Output the line that contains "What data populates" and every line after it to the end of the entries, with nothing added or left out.

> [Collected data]
◆ ◆ ◆ ◆ ◆ ◆ ◆
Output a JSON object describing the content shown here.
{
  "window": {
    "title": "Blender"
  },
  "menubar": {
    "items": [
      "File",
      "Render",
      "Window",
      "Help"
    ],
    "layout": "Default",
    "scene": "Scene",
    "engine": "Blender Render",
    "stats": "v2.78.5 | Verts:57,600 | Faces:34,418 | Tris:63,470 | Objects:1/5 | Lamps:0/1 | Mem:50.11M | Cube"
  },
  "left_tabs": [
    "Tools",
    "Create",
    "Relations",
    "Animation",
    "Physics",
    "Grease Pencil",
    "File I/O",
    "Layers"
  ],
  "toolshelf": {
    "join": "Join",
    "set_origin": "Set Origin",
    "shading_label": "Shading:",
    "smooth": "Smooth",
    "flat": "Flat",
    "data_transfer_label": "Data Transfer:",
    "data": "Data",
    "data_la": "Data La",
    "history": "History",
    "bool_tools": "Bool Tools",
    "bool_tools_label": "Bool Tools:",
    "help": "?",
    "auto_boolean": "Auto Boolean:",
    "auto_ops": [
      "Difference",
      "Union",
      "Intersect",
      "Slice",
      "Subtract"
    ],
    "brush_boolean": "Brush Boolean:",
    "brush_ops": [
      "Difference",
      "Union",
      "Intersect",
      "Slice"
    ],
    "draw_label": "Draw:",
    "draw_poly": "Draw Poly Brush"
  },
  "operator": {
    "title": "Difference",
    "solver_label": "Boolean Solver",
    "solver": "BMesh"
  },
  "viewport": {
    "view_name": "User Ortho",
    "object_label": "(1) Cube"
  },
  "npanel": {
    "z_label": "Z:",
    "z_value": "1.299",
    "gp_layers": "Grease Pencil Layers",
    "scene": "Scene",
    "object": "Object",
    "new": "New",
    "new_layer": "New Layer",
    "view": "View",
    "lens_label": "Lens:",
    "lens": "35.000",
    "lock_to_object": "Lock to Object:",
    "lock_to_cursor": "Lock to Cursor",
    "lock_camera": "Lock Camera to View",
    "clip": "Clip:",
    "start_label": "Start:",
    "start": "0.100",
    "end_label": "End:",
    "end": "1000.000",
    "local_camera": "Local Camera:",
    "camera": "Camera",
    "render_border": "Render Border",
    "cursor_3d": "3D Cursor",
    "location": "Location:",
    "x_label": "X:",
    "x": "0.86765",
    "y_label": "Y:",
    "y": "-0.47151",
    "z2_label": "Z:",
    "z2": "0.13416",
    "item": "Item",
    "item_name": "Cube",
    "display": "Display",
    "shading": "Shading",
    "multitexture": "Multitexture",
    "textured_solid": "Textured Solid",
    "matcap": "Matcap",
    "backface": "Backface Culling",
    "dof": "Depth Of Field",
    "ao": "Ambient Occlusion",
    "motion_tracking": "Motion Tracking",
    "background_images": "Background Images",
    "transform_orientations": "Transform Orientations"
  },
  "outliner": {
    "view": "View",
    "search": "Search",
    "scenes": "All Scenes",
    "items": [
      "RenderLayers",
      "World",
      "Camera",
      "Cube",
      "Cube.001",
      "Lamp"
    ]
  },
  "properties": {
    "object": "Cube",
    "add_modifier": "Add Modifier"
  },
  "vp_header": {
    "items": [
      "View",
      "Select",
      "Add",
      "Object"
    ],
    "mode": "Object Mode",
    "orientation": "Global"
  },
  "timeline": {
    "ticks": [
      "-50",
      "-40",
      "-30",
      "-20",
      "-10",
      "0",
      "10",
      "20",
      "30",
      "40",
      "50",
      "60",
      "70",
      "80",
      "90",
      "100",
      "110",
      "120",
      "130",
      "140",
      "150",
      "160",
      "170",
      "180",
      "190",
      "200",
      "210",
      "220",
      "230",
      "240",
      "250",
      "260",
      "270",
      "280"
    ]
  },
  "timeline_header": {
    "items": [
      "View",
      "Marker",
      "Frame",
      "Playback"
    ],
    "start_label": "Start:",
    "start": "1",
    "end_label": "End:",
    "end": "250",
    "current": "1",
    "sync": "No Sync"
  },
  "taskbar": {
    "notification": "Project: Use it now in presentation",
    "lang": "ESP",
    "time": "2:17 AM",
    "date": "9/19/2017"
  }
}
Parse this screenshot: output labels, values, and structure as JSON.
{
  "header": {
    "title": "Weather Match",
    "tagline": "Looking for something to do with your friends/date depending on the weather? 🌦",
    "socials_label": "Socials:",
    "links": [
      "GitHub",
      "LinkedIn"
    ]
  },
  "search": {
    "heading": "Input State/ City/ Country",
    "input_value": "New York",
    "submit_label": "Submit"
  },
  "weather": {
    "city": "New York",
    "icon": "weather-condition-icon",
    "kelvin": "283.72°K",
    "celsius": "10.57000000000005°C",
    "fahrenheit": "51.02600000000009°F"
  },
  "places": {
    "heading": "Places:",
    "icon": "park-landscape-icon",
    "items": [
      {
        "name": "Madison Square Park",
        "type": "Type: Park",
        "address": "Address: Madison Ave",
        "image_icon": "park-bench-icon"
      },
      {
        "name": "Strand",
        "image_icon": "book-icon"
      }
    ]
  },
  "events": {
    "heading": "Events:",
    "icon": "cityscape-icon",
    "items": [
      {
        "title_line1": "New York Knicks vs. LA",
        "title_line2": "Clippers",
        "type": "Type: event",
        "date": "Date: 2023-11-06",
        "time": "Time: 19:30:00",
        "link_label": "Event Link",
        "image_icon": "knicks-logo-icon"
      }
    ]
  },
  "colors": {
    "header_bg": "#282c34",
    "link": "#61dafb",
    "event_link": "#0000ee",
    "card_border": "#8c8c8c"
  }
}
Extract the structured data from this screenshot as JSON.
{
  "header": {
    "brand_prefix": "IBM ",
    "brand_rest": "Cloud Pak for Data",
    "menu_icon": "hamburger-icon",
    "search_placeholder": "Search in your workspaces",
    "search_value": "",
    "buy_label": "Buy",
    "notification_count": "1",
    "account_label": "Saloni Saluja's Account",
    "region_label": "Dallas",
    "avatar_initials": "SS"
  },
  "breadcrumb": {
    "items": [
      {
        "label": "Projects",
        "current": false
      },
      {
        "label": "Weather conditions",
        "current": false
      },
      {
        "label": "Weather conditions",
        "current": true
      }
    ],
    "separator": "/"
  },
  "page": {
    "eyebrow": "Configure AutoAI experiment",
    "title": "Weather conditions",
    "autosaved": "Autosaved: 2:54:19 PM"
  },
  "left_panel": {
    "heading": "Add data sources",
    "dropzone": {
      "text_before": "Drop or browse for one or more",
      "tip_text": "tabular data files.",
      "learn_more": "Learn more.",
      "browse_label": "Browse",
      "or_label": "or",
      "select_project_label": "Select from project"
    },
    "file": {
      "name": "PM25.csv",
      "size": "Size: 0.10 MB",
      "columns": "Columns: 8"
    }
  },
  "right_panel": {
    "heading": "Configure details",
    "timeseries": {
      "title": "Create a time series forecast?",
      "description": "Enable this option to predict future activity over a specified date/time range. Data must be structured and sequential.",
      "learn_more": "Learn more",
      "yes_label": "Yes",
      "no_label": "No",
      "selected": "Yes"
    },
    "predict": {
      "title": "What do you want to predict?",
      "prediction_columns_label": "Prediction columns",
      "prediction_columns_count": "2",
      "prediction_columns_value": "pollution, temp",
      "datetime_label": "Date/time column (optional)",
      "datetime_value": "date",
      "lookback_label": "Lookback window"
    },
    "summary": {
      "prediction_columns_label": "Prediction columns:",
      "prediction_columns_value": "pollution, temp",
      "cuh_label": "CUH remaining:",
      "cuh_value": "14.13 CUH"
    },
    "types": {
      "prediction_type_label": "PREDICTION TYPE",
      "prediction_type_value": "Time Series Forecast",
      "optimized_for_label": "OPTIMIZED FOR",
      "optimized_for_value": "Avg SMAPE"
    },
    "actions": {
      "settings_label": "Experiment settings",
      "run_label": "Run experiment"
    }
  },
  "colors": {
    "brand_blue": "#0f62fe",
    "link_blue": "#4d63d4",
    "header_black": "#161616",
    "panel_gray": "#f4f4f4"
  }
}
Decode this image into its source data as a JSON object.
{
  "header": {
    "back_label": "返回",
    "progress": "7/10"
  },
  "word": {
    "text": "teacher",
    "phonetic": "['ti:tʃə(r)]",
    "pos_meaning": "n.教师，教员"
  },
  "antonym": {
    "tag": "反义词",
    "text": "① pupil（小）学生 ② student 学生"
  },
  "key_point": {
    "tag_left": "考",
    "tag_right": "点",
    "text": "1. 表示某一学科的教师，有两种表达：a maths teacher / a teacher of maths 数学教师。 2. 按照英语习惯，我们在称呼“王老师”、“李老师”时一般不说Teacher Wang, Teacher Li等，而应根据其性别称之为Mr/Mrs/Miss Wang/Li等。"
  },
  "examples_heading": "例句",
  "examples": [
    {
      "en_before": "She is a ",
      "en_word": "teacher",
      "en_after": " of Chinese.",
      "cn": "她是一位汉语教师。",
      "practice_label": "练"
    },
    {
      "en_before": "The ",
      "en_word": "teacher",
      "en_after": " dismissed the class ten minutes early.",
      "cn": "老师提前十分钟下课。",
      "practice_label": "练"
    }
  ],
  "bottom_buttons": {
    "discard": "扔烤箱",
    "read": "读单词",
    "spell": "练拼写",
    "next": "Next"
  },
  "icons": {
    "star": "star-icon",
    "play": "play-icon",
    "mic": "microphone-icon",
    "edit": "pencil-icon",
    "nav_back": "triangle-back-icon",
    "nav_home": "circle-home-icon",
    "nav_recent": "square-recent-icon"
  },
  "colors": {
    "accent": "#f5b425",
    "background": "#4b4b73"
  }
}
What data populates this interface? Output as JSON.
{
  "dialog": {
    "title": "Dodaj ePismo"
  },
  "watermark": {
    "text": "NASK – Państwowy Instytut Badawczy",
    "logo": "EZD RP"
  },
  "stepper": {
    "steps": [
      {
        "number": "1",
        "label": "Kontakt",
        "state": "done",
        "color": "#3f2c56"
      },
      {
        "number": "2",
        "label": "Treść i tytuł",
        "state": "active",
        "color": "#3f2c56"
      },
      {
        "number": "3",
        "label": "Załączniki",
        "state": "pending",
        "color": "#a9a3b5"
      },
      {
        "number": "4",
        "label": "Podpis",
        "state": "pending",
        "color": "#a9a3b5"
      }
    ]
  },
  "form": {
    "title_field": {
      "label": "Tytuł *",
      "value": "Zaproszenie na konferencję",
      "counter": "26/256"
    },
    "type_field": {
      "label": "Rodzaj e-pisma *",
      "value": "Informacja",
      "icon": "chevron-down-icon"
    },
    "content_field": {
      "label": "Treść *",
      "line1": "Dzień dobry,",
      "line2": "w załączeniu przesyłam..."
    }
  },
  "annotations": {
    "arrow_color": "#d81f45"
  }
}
◆ ◆ ◆ ◆ ◆ ◆ ◆
> [Task response]
What data populates this interface? Output as JSON.
{
  "dialog": {
    "title": "Dodaj ePismo"
  },
  "watermark": {
    "text": "NASK – Państwowy Instytut Badawczy",
    "logo": "EZD RP"
  },
  "stepper": {
    "steps": [
      {
        "number": "1",
        "label": "Kontakt",
        "state": "done",
        "color": "#3f2c56"
      },
      {
        "number": "2",
        "label": "Treść i tytuł",
        "state": "active",
        "color": "#3f2c56"
      },
      {
        "number": "3",
        "label": "Załączniki",
        "state": "pending",
        "color": "#a9a3b5"
      },
      {
        "number": "4",
        "label": "Podpis",
        "state": "pending",
        "color": "#a9a3b5"
      }
    ]
  },
  "form": {
    "title_field": {
      "label": "Tytuł *",
      "value": "Zaproszenie na konferencję",
      "counter": "26/256"
    },
    "type_field": {
      "label": "Rodzaj e-pisma *",
      "value": "Informacja",
      "icon": "chevron-down-icon"
    },
    "content_field": {
      "label": "Treść *",
      "line1": "Dzień dobry,",
      "line2": "w załączeniu przesyłam..."
    }
  },
  "annotations": {
    "arrow_color": "#d81f45"
  }
}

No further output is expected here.